Read the records below. Copy each line where the string "this" occurs.

__Material for the task__:
**********

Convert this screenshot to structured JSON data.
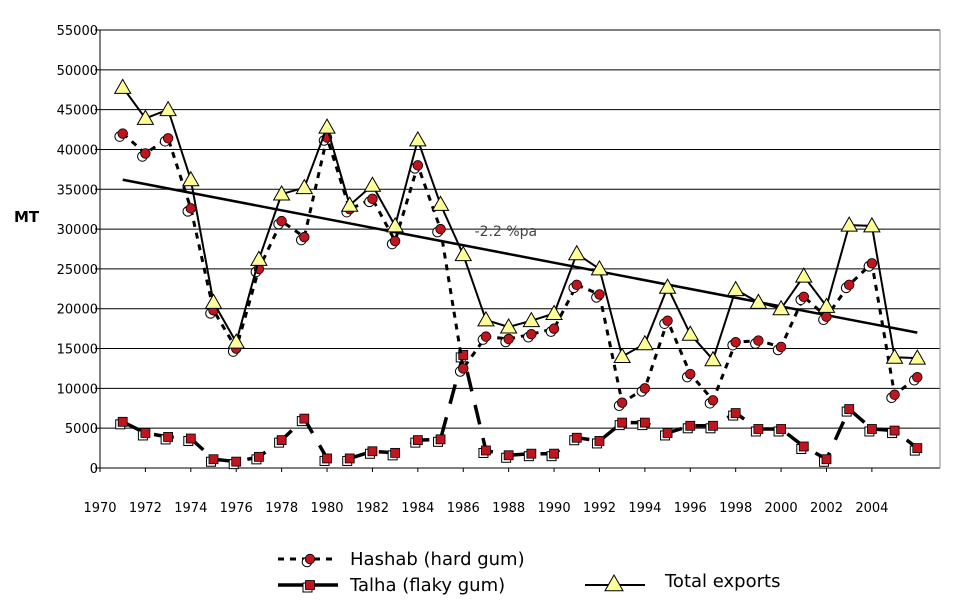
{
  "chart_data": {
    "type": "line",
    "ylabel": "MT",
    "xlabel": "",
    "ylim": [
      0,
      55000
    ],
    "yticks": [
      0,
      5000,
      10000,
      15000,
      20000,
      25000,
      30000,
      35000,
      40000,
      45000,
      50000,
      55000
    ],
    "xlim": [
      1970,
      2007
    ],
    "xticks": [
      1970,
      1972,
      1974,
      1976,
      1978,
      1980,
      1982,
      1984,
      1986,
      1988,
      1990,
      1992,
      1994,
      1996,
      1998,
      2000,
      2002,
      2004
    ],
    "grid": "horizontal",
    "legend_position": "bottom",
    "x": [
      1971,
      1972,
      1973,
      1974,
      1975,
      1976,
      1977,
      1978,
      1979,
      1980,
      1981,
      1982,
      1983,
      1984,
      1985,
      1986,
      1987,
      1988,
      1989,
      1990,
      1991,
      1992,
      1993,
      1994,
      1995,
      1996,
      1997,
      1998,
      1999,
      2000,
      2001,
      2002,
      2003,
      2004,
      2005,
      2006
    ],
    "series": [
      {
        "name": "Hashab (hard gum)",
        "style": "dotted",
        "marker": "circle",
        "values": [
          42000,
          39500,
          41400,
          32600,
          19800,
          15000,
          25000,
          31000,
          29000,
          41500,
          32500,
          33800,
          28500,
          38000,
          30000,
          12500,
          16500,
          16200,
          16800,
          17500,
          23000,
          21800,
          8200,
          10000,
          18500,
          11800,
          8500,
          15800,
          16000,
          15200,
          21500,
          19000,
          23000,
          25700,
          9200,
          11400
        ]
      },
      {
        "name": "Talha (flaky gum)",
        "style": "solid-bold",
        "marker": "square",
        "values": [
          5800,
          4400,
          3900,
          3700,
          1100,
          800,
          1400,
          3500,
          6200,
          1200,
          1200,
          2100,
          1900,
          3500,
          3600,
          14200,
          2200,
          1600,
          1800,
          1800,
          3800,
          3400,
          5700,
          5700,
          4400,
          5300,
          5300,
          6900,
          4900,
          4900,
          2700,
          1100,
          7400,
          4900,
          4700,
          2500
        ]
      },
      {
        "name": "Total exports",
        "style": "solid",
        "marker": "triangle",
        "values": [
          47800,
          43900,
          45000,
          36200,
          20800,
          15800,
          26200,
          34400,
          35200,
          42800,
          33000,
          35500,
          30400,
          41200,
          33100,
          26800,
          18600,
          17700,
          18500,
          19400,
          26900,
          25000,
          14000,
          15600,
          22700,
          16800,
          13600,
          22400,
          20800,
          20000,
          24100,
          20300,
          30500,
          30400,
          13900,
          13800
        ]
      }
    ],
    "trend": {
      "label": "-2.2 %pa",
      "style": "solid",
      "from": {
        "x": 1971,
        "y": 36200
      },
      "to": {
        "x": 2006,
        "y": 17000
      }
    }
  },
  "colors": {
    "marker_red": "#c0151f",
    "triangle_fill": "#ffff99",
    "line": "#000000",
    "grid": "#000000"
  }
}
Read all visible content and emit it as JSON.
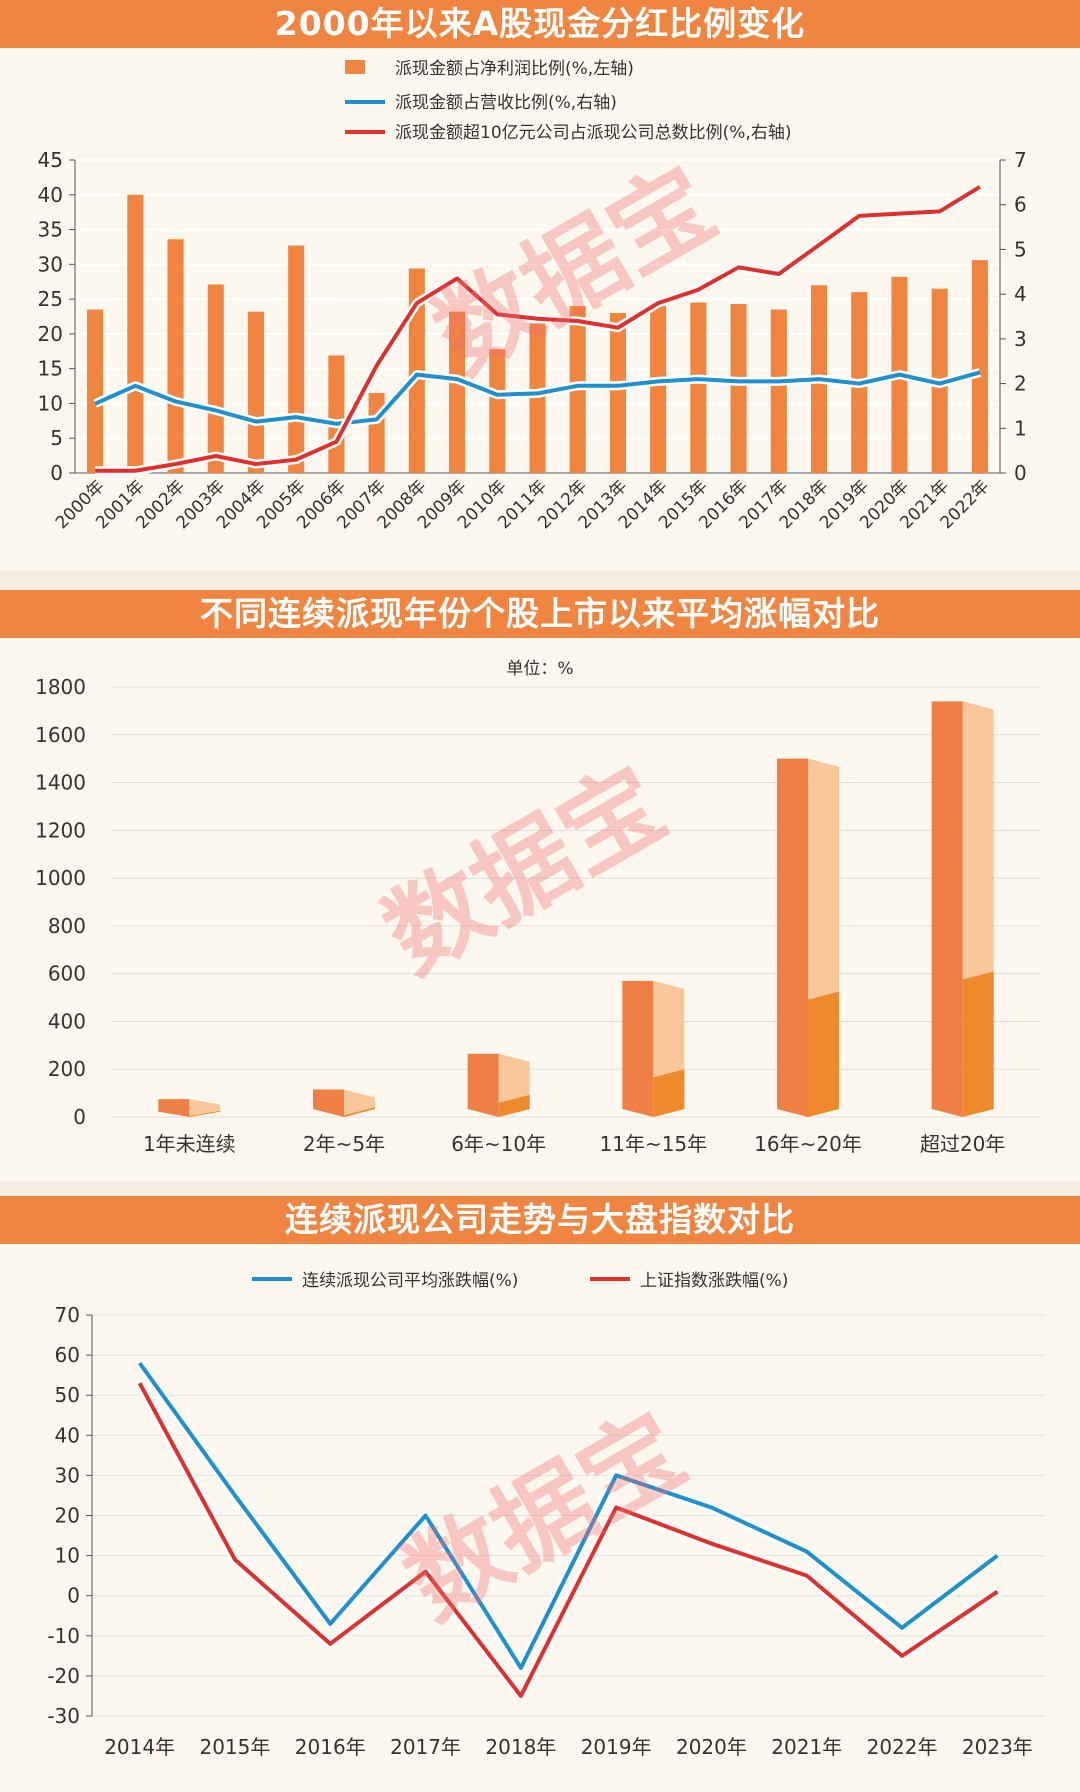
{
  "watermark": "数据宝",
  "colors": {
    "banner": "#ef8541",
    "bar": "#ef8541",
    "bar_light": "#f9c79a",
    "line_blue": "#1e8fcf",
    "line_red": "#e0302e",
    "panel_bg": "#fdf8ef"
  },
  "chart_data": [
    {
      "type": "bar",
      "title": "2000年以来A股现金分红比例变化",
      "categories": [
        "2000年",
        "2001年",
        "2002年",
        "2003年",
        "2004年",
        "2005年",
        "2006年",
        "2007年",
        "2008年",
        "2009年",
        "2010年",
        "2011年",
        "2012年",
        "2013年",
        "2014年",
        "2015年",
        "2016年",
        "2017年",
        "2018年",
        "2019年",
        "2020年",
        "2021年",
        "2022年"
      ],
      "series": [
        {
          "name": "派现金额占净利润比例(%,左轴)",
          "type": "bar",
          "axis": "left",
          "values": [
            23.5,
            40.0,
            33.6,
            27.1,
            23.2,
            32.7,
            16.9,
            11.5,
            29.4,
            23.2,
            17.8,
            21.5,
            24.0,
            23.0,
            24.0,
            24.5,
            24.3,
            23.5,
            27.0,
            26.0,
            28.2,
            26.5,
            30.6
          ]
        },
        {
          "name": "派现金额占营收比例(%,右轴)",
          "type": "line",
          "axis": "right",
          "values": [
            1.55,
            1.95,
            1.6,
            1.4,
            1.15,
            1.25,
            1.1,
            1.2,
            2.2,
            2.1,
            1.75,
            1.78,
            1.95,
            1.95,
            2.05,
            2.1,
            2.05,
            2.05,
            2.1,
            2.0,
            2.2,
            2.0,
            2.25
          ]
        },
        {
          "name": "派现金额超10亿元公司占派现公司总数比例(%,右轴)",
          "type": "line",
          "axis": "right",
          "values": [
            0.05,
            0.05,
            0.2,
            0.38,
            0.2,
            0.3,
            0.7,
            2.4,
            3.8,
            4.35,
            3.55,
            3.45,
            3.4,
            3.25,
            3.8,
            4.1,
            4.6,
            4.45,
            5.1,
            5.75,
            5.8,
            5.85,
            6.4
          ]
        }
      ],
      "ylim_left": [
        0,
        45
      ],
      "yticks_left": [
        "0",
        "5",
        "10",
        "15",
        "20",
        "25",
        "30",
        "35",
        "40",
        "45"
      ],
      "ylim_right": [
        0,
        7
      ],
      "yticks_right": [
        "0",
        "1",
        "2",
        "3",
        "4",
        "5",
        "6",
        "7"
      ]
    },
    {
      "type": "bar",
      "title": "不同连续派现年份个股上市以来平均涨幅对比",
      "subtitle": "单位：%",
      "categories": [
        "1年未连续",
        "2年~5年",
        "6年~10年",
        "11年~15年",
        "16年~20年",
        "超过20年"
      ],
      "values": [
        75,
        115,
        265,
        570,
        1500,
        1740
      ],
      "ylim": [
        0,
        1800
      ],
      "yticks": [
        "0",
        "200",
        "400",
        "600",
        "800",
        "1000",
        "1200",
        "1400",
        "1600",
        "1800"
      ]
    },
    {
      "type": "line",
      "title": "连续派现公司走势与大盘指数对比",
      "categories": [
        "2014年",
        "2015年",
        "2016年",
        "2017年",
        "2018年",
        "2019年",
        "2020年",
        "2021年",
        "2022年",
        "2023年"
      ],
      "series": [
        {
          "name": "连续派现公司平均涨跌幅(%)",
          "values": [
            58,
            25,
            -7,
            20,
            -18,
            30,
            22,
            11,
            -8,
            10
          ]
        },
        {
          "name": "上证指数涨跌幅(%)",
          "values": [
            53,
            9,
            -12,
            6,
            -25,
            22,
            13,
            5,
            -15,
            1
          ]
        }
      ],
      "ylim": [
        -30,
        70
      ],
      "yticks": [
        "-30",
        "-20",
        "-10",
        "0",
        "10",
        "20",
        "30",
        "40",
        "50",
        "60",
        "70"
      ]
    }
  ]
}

**********

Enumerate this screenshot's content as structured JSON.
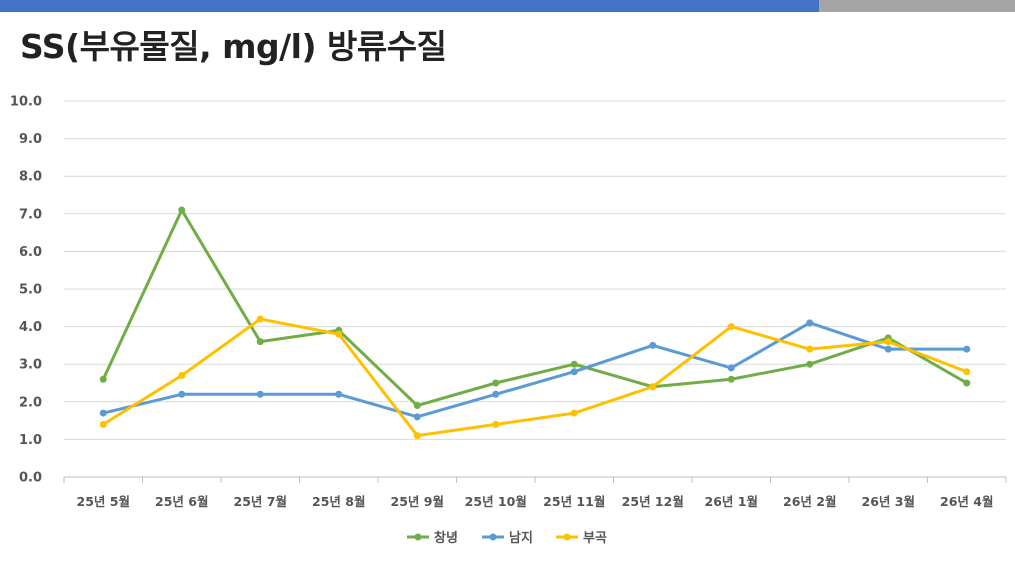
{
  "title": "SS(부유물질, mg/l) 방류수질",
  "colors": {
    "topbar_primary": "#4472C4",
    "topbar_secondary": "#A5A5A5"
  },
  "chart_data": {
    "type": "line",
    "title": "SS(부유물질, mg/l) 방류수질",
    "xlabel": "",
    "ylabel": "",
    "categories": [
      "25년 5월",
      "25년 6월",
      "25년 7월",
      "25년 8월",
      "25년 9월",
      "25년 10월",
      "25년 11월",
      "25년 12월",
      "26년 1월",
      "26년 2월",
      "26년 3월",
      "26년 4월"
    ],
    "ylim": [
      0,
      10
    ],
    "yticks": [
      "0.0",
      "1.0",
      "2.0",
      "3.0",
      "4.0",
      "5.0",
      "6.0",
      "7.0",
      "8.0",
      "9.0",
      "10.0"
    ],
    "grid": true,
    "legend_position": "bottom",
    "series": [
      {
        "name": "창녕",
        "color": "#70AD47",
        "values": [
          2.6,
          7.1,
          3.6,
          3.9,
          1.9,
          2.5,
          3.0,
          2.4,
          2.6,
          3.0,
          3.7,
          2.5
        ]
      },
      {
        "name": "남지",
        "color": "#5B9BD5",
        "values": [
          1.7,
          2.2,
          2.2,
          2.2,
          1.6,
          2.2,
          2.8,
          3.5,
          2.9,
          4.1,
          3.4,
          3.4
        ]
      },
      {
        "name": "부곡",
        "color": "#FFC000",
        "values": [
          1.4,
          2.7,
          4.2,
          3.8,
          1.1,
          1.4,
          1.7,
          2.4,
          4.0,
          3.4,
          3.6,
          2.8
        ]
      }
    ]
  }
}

**********

__Worked solution__:
Convert this screenshot to structured JSON data.
Enumerate this screenshot's content as structured JSON.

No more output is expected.